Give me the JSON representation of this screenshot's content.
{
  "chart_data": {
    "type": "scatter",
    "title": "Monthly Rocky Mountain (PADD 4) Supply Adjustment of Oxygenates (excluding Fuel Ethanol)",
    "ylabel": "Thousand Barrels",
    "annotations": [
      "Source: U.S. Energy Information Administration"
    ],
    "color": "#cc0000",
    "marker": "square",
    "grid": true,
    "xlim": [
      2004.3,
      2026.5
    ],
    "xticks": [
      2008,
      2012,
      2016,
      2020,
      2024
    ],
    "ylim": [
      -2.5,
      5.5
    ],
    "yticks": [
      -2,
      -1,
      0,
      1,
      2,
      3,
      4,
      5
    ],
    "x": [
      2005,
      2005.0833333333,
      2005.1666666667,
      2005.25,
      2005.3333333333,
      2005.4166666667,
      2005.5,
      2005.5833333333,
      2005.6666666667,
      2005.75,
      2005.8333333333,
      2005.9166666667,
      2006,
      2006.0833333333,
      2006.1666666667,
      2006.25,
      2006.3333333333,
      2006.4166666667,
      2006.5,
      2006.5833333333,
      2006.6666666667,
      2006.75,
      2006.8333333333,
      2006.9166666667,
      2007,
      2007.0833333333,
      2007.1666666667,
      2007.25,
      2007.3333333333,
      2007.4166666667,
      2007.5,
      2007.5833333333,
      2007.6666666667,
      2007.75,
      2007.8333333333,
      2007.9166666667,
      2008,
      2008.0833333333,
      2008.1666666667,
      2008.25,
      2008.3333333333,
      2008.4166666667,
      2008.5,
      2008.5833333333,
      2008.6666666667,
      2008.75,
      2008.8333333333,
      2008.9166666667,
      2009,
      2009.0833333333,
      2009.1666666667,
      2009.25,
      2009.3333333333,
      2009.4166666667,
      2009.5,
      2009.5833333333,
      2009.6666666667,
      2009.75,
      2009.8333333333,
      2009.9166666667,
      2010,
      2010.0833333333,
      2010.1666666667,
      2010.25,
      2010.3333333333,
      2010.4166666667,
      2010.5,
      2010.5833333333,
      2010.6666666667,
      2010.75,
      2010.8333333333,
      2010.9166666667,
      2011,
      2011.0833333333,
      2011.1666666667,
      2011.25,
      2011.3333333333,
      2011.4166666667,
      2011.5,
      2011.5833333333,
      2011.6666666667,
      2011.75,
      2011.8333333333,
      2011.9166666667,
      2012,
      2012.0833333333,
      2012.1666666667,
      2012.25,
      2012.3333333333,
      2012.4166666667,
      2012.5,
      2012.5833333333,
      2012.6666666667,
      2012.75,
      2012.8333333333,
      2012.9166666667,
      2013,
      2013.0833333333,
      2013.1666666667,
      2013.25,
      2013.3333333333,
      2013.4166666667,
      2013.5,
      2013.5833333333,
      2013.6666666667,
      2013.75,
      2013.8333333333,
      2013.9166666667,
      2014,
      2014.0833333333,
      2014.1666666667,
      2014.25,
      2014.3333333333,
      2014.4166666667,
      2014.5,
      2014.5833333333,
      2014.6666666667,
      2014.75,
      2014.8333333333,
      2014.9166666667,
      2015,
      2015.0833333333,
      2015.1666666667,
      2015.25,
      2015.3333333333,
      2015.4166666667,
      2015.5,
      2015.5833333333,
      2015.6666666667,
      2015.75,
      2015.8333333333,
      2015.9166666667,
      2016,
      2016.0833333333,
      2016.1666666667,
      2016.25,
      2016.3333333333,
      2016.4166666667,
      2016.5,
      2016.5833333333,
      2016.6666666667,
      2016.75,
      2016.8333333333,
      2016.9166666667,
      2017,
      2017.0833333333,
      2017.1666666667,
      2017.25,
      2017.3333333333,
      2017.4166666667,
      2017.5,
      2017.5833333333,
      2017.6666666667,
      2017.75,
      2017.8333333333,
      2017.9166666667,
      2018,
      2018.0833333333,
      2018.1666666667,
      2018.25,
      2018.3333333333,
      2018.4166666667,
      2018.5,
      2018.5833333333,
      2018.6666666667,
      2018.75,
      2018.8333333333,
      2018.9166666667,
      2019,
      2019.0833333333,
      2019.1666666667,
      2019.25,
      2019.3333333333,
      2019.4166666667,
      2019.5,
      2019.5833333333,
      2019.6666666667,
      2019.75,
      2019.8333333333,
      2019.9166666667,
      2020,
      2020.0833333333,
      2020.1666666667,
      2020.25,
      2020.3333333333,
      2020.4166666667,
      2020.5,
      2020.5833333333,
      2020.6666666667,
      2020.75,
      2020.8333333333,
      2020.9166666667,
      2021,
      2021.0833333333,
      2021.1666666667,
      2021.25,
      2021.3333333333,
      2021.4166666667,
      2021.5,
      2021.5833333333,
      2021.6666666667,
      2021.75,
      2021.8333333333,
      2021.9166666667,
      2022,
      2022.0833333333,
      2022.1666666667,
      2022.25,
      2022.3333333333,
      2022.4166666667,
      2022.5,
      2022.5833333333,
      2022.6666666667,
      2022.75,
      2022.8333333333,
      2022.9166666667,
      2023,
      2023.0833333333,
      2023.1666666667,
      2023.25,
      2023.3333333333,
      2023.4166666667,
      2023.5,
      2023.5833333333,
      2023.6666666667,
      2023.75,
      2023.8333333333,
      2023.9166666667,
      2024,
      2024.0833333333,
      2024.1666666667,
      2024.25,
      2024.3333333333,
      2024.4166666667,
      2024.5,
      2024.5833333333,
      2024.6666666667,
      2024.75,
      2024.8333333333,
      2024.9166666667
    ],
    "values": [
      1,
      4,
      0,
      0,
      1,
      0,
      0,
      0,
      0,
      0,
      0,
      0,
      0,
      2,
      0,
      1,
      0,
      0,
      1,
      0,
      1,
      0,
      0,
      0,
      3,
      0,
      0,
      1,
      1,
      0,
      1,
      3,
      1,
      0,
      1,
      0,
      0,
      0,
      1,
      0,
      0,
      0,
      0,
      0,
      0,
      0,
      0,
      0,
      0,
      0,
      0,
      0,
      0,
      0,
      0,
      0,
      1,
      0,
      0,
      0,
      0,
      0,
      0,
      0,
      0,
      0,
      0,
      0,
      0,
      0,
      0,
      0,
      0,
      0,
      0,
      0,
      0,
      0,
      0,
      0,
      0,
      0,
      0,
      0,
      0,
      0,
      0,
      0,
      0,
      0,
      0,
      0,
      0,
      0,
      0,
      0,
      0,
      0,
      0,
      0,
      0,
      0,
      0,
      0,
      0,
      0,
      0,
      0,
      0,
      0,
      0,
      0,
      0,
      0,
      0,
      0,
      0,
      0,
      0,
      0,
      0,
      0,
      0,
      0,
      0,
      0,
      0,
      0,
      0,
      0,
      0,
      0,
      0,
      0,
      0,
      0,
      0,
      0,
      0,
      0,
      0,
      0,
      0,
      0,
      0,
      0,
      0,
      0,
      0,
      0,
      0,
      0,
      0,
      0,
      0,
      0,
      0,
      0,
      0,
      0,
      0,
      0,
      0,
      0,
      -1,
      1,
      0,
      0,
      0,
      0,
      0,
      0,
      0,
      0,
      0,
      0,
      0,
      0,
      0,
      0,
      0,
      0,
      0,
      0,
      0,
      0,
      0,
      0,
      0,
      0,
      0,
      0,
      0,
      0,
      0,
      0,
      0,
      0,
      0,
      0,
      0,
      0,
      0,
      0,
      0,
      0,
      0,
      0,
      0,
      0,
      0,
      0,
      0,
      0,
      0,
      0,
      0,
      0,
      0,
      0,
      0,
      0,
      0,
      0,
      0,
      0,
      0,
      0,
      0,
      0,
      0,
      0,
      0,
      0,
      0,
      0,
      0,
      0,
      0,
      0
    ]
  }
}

[Set problem]: Exactly reproduce every line of the records.

[Task response]:
Give me the JSON representation of this screenshot's content.
{
  "chart_data": {
    "type": "scatter",
    "title": "Monthly Rocky Mountain (PADD 4) Supply Adjustment of Oxygenates (excluding Fuel Ethanol)",
    "ylabel": "Thousand Barrels",
    "annotations": [
      "Source: U.S. Energy Information Administration"
    ],
    "color": "#cc0000",
    "marker": "square",
    "grid": true,
    "xlim": [
      2004.3,
      2026.5
    ],
    "xticks": [
      2008,
      2012,
      2016,
      2020,
      2024
    ],
    "ylim": [
      -2.5,
      5.5
    ],
    "yticks": [
      -2,
      -1,
      0,
      1,
      2,
      3,
      4,
      5
    ],
    "x": [
      2005,
      2005.0833333333,
      2005.1666666667,
      2005.25,
      2005.3333333333,
      2005.4166666667,
      2005.5,
      2005.5833333333,
      2005.6666666667,
      2005.75,
      2005.8333333333,
      2005.9166666667,
      2006,
      2006.0833333333,
      2006.1666666667,
      2006.25,
      2006.3333333333,
      2006.4166666667,
      2006.5,
      2006.5833333333,
      2006.6666666667,
      2006.75,
      2006.8333333333,
      2006.9166666667,
      2007,
      2007.0833333333,
      2007.1666666667,
      2007.25,
      2007.3333333333,
      2007.4166666667,
      2007.5,
      2007.5833333333,
      2007.6666666667,
      2007.75,
      2007.8333333333,
      2007.9166666667,
      2008,
      2008.0833333333,
      2008.1666666667,
      2008.25,
      2008.3333333333,
      2008.4166666667,
      2008.5,
      2008.5833333333,
      2008.6666666667,
      2008.75,
      2008.8333333333,
      2008.9166666667,
      2009,
      2009.0833333333,
      2009.1666666667,
      2009.25,
      2009.3333333333,
      2009.4166666667,
      2009.5,
      2009.5833333333,
      2009.6666666667,
      2009.75,
      2009.8333333333,
      2009.9166666667,
      2010,
      2010.0833333333,
      2010.1666666667,
      2010.25,
      2010.3333333333,
      2010.4166666667,
      2010.5,
      2010.5833333333,
      2010.6666666667,
      2010.75,
      2010.8333333333,
      2010.9166666667,
      2011,
      2011.0833333333,
      2011.1666666667,
      2011.25,
      2011.3333333333,
      2011.4166666667,
      2011.5,
      2011.5833333333,
      2011.6666666667,
      2011.75,
      2011.8333333333,
      2011.9166666667,
      2012,
      2012.0833333333,
      2012.1666666667,
      2012.25,
      2012.3333333333,
      2012.4166666667,
      2012.5,
      2012.5833333333,
      2012.6666666667,
      2012.75,
      2012.8333333333,
      2012.9166666667,
      2013,
      2013.0833333333,
      2013.1666666667,
      2013.25,
      2013.3333333333,
      2013.4166666667,
      2013.5,
      2013.5833333333,
      2013.6666666667,
      2013.75,
      2013.8333333333,
      2013.9166666667,
      2014,
      2014.0833333333,
      2014.1666666667,
      2014.25,
      2014.3333333333,
      2014.4166666667,
      2014.5,
      2014.5833333333,
      2014.6666666667,
      2014.75,
      2014.8333333333,
      2014.9166666667,
      2015,
      2015.0833333333,
      2015.1666666667,
      2015.25,
      2015.3333333333,
      2015.4166666667,
      2015.5,
      2015.5833333333,
      2015.6666666667,
      2015.75,
      2015.8333333333,
      2015.9166666667,
      2016,
      2016.0833333333,
      2016.1666666667,
      2016.25,
      2016.3333333333,
      2016.4166666667,
      2016.5,
      2016.5833333333,
      2016.6666666667,
      2016.75,
      2016.8333333333,
      2016.9166666667,
      2017,
      2017.0833333333,
      2017.1666666667,
      2017.25,
      2017.3333333333,
      2017.4166666667,
      2017.5,
      2017.5833333333,
      2017.6666666667,
      2017.75,
      2017.8333333333,
      2017.9166666667,
      2018,
      2018.0833333333,
      2018.1666666667,
      2018.25,
      2018.3333333333,
      2018.4166666667,
      2018.5,
      2018.5833333333,
      2018.6666666667,
      2018.75,
      2018.8333333333,
      2018.9166666667,
      2019,
      2019.0833333333,
      2019.1666666667,
      2019.25,
      2019.3333333333,
      2019.4166666667,
      2019.5,
      2019.5833333333,
      2019.6666666667,
      2019.75,
      2019.8333333333,
      2019.9166666667,
      2020,
      2020.0833333333,
      2020.1666666667,
      2020.25,
      2020.3333333333,
      2020.4166666667,
      2020.5,
      2020.5833333333,
      2020.6666666667,
      2020.75,
      2020.8333333333,
      2020.9166666667,
      2021,
      2021.0833333333,
      2021.1666666667,
      2021.25,
      2021.3333333333,
      2021.4166666667,
      2021.5,
      2021.5833333333,
      2021.6666666667,
      2021.75,
      2021.8333333333,
      2021.9166666667,
      2022,
      2022.0833333333,
      2022.1666666667,
      2022.25,
      2022.3333333333,
      2022.4166666667,
      2022.5,
      2022.5833333333,
      2022.6666666667,
      2022.75,
      2022.8333333333,
      2022.9166666667,
      2023,
      2023.0833333333,
      2023.1666666667,
      2023.25,
      2023.3333333333,
      2023.4166666667,
      2023.5,
      2023.5833333333,
      2023.6666666667,
      2023.75,
      2023.8333333333,
      2023.9166666667,
      2024,
      2024.0833333333,
      2024.1666666667,
      2024.25,
      2024.3333333333,
      2024.4166666667,
      2024.5,
      2024.5833333333,
      2024.6666666667,
      2024.75,
      2024.8333333333,
      2024.9166666667
    ],
    "values": [
      1,
      4,
      0,
      0,
      1,
      0,
      0,
      0,
      0,
      0,
      0,
      0,
      0,
      2,
      0,
      1,
      0,
      0,
      1,
      0,
      1,
      0,
      0,
      0,
      3,
      0,
      0,
      1,
      1,
      0,
      1,
      3,
      1,
      0,
      1,
      0,
      0,
      0,
      1,
      0,
      0,
      0,
      0,
      0,
      0,
      0,
      0,
      0,
      0,
      0,
      0,
      0,
      0,
      0,
      0,
      0,
      1,
      0,
      0,
      0,
      0,
      0,
      0,
      0,
      0,
      0,
      0,
      0,
      0,
      0,
      0,
      0,
      0,
      0,
      0,
      0,
      0,
      0,
      0,
      0,
      0,
      0,
      0,
      0,
      0,
      0,
      0,
      0,
      0,
      0,
      0,
      0,
      0,
      0,
      0,
      0,
      0,
      0,
      0,
      0,
      0,
      0,
      0,
      0,
      0,
      0,
      0,
      0,
      0,
      0,
      0,
      0,
      0,
      0,
      0,
      0,
      0,
      0,
      0,
      0,
      0,
      0,
      0,
      0,
      0,
      0,
      0,
      0,
      0,
      0,
      0,
      0,
      0,
      0,
      0,
      0,
      0,
      0,
      0,
      0,
      0,
      0,
      0,
      0,
      0,
      0,
      0,
      0,
      0,
      0,
      0,
      0,
      0,
      0,
      0,
      0,
      0,
      0,
      0,
      0,
      0,
      0,
      0,
      0,
      -1,
      1,
      0,
      0,
      0,
      0,
      0,
      0,
      0,
      0,
      0,
      0,
      0,
      0,
      0,
      0,
      0,
      0,
      0,
      0,
      0,
      0,
      0,
      0,
      0,
      0,
      0,
      0,
      0,
      0,
      0,
      0,
      0,
      0,
      0,
      0,
      0,
      0,
      0,
      0,
      0,
      0,
      0,
      0,
      0,
      0,
      0,
      0,
      0,
      0,
      0,
      0,
      0,
      0,
      0,
      0,
      0,
      0,
      0,
      0,
      0,
      0,
      0,
      0,
      0,
      0,
      0,
      0,
      0,
      0,
      0,
      0,
      0,
      0,
      0,
      0
    ]
  }
}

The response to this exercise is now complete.